> DATASET EXCERPTS
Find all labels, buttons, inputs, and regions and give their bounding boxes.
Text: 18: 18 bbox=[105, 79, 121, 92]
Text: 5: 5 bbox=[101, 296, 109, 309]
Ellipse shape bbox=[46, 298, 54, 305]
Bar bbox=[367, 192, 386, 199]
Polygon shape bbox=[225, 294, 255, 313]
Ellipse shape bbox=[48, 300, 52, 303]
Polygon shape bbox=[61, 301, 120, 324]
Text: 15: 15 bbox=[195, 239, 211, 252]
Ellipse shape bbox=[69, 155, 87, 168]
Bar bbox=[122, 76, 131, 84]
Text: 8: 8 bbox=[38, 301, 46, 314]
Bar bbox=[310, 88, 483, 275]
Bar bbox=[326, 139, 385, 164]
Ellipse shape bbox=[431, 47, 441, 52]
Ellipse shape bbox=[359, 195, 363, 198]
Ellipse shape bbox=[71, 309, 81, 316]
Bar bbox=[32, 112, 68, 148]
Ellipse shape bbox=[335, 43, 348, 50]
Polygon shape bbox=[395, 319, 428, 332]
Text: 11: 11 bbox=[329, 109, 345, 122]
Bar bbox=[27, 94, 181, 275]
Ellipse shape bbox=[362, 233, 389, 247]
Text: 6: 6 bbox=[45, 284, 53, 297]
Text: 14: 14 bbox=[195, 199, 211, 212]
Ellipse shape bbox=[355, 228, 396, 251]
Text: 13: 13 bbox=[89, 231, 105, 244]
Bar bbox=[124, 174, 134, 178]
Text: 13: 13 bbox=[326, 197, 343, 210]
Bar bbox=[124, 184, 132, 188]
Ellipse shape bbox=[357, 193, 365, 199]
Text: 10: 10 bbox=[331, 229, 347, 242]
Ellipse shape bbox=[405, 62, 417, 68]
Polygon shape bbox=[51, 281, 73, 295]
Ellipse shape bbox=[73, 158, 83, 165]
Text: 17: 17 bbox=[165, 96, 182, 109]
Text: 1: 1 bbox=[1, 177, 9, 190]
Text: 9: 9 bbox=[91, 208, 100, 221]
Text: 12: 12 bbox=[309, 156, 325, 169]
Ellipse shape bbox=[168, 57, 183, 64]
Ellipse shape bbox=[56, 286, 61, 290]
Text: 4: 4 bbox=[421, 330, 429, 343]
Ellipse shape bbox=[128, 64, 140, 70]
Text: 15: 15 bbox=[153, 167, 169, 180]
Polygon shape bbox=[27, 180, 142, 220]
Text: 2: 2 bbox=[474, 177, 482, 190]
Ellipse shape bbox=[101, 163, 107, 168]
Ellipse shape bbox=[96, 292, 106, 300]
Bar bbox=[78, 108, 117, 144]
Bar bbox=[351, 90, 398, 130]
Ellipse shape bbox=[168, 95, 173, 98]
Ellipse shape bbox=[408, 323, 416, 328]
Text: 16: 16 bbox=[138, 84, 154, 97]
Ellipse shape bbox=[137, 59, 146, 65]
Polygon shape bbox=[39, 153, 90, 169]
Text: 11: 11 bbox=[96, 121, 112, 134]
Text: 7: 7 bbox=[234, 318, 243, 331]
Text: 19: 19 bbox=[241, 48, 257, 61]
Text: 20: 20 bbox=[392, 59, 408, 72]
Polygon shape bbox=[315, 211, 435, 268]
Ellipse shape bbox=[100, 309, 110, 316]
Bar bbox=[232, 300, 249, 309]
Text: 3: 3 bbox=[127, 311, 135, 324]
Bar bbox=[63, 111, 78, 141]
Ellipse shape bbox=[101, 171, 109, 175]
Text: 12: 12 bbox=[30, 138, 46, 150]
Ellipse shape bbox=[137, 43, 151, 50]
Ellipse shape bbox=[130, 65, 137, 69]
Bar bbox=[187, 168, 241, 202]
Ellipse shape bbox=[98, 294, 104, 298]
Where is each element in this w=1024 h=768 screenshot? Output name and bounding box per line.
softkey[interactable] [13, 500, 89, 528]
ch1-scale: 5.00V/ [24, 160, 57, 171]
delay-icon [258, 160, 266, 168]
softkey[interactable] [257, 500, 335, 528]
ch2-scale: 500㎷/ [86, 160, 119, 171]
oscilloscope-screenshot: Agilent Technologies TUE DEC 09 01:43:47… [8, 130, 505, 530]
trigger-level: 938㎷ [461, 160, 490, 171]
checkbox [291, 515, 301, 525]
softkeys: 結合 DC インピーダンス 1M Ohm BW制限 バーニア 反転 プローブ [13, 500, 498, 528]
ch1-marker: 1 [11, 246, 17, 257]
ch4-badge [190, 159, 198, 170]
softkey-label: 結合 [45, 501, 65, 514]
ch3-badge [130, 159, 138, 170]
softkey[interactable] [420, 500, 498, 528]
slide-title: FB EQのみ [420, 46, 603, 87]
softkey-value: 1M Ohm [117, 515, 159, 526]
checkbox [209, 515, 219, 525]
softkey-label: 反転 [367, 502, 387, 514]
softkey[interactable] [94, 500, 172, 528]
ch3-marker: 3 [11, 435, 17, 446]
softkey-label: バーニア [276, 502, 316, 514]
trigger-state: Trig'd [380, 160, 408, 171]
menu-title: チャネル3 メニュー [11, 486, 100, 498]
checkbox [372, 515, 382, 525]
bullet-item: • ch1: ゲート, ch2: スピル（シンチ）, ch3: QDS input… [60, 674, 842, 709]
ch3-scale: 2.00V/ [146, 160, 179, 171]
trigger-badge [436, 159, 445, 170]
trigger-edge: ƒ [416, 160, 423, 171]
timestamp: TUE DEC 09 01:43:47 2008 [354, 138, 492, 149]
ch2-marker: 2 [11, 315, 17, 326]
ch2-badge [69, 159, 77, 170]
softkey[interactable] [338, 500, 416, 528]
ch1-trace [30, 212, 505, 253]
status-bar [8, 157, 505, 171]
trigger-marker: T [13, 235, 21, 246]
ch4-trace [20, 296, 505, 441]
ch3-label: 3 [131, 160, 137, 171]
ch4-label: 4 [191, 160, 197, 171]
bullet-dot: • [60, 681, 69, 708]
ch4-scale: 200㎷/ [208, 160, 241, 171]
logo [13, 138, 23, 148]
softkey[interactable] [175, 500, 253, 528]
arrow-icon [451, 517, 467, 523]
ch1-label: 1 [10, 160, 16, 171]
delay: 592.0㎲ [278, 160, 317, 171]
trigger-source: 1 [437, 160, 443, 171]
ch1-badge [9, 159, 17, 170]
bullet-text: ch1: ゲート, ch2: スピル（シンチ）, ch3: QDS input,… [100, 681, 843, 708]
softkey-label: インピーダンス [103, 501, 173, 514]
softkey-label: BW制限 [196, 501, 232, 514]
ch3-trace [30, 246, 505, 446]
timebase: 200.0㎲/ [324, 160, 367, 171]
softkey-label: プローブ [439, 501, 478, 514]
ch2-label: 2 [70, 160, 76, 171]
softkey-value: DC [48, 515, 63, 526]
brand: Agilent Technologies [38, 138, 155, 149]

> WHAT IS EXPECTED
Copy the entries word for word, beginning with the first line and continuing through the line that contains "Text: 6: 6 bbox=[45, 284, 53, 297]".

> SOLVED PROBLEM
Find all labels, buttons, inputs, and regions and give their bounding boxes.
Text: 18: 18 bbox=[105, 79, 121, 92]
Text: 5: 5 bbox=[101, 296, 109, 309]
Ellipse shape bbox=[46, 298, 54, 305]
Bar bbox=[367, 192, 386, 199]
Polygon shape bbox=[225, 294, 255, 313]
Ellipse shape bbox=[48, 300, 52, 303]
Polygon shape bbox=[61, 301, 120, 324]
Text: 15: 15 bbox=[195, 239, 211, 252]
Ellipse shape bbox=[69, 155, 87, 168]
Bar bbox=[122, 76, 131, 84]
Text: 8: 8 bbox=[38, 301, 46, 314]
Bar bbox=[310, 88, 483, 275]
Bar bbox=[326, 139, 385, 164]
Ellipse shape bbox=[431, 47, 441, 52]
Ellipse shape bbox=[359, 195, 363, 198]
Ellipse shape bbox=[71, 309, 81, 316]
Bar bbox=[32, 112, 68, 148]
Ellipse shape bbox=[335, 43, 348, 50]
Polygon shape bbox=[395, 319, 428, 332]
Text: 11: 11 bbox=[329, 109, 345, 122]
Bar bbox=[27, 94, 181, 275]
Ellipse shape bbox=[362, 233, 389, 247]
Text: 6: 6 bbox=[45, 284, 53, 297]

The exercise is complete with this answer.